**Task instructions**. Keep every line where the word "flash" appears; drop the rest.

Extracted records:

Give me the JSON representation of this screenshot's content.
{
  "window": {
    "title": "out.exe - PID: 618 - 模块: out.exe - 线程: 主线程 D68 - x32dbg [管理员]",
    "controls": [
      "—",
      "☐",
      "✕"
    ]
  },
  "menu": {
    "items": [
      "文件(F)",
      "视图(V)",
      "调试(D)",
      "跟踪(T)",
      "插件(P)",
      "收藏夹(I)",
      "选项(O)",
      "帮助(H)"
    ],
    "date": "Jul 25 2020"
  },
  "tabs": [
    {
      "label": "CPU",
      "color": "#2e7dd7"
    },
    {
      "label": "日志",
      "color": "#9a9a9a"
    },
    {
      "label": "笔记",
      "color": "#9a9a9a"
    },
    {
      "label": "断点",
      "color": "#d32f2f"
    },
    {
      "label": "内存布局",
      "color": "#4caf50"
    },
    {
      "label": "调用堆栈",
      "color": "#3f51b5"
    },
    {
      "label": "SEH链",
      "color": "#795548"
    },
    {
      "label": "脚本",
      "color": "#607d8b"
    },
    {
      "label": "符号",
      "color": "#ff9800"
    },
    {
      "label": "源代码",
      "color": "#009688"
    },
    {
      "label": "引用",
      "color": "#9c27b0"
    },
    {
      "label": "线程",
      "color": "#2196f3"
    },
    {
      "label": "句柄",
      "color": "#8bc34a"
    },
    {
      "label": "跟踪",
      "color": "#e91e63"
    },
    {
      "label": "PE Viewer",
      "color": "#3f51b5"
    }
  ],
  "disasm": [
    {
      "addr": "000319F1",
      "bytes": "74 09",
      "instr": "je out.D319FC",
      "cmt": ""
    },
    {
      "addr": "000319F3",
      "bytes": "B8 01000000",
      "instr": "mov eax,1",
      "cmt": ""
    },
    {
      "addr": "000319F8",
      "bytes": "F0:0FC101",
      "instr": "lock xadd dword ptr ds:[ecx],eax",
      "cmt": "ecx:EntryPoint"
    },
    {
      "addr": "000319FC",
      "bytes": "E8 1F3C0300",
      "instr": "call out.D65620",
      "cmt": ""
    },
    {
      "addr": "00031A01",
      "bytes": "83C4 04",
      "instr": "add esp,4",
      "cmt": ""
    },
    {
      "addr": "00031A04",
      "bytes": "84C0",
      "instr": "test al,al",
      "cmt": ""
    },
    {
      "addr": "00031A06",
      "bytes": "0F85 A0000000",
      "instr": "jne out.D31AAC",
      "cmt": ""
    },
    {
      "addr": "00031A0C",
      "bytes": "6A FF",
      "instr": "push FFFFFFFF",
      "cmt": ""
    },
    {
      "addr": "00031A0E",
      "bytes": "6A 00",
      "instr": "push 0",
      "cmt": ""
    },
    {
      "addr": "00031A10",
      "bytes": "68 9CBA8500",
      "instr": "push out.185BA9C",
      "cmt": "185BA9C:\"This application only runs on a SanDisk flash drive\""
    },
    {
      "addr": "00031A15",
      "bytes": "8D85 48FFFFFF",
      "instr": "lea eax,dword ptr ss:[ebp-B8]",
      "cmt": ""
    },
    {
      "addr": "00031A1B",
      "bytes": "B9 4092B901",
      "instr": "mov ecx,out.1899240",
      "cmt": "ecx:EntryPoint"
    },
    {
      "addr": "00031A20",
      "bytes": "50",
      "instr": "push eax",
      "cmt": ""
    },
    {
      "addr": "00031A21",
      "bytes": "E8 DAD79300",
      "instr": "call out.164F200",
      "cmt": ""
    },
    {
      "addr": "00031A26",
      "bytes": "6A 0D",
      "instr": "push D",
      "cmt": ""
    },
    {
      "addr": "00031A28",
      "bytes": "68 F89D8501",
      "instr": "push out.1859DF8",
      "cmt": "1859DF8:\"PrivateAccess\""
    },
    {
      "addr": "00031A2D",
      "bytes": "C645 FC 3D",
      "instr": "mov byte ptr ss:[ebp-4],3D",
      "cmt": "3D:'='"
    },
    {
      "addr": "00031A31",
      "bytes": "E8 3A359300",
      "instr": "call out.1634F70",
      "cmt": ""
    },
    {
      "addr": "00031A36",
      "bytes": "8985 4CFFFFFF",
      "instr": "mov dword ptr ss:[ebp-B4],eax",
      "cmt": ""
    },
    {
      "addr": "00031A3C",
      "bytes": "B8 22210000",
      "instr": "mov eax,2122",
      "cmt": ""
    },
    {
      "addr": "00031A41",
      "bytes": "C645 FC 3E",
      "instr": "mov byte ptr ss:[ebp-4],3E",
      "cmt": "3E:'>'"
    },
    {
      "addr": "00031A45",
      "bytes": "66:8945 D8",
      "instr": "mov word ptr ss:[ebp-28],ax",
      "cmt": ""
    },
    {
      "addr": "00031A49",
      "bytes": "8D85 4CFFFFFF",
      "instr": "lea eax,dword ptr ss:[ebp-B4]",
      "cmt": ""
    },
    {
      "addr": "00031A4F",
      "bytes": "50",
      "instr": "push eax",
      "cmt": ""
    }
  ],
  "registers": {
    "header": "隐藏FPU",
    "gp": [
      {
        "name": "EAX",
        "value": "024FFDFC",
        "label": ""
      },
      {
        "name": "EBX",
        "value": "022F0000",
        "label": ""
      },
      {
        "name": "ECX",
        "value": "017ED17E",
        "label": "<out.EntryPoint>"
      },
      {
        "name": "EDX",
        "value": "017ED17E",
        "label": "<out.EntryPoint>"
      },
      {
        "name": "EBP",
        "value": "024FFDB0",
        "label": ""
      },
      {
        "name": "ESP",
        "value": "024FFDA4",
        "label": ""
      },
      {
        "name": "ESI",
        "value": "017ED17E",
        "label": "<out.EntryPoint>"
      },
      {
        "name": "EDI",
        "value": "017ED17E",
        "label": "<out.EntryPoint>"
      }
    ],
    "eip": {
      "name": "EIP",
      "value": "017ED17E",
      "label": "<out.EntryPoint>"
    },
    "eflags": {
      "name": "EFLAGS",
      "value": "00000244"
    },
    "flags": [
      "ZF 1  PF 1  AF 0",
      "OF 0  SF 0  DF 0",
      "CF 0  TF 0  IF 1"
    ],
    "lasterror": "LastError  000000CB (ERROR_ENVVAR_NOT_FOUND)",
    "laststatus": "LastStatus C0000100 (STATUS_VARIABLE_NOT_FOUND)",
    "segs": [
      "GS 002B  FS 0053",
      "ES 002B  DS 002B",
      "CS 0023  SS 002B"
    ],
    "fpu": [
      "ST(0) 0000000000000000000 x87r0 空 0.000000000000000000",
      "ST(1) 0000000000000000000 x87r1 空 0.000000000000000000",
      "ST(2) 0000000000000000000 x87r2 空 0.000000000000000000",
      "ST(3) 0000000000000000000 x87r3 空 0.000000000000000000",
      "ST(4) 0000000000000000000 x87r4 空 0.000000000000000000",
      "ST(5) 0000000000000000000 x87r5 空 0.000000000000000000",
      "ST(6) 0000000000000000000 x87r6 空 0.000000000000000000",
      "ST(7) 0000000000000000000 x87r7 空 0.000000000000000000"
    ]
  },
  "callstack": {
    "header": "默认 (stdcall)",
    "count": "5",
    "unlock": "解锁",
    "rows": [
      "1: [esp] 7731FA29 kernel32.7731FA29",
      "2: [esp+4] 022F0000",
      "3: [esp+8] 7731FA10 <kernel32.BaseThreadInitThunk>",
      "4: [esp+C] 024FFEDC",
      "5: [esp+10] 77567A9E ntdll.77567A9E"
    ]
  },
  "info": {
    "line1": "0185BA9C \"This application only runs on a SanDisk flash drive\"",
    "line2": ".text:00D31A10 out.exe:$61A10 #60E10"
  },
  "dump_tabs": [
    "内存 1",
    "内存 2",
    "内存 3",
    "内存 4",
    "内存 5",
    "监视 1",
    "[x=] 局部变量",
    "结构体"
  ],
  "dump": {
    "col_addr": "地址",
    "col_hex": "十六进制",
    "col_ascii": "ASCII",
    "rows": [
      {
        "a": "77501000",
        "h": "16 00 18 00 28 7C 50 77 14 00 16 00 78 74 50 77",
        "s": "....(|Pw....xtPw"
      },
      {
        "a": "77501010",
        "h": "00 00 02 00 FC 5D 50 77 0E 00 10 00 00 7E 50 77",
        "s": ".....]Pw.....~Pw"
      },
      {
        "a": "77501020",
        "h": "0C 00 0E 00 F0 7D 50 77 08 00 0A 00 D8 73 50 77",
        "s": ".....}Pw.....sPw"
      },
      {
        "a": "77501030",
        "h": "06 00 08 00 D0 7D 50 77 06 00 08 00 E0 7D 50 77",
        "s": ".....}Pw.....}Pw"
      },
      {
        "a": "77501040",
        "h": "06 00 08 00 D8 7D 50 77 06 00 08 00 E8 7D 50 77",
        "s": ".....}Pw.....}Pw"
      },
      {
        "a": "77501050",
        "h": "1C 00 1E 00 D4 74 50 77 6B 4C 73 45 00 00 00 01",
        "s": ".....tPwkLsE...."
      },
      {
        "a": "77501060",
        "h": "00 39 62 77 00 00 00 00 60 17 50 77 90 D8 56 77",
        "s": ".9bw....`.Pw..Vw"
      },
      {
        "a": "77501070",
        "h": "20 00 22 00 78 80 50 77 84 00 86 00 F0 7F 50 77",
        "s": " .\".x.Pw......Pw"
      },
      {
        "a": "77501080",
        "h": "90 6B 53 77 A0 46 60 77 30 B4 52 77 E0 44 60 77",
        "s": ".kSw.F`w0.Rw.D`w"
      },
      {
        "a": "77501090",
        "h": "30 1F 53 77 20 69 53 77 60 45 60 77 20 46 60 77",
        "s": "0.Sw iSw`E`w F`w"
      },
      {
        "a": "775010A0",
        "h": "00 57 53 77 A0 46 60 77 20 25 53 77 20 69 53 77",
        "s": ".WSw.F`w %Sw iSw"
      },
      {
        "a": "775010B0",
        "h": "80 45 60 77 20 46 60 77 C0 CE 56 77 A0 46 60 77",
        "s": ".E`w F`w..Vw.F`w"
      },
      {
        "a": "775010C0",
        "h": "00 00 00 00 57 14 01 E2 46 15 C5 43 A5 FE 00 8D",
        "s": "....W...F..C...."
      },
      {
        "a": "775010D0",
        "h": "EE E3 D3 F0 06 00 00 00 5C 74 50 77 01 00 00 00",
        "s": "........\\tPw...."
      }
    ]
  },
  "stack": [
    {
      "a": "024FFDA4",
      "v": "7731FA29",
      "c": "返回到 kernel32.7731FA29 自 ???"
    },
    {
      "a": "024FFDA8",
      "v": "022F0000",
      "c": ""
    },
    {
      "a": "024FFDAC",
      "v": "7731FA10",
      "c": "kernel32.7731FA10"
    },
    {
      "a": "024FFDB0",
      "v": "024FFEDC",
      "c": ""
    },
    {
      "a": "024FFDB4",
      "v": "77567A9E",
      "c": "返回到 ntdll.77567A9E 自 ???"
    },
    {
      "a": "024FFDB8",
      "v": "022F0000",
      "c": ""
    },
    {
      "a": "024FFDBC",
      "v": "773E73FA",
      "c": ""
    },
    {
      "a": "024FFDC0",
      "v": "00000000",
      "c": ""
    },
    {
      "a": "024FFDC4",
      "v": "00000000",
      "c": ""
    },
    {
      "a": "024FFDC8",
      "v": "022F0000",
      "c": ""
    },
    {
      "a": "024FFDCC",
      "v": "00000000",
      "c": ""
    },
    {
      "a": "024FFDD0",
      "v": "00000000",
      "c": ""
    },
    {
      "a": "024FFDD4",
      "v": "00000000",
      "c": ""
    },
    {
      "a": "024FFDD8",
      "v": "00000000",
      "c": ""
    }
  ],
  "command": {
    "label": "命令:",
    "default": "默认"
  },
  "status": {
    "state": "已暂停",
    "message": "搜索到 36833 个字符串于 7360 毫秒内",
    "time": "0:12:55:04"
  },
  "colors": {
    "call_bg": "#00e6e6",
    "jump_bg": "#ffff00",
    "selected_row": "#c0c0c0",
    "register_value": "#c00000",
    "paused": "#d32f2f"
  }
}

**Full response**.
      "cmt": "185BA9C:\"This application only runs on a SanDisk flash drive\""
    "line1": "0185BA9C \"This application only runs on a SanDisk flash drive\"",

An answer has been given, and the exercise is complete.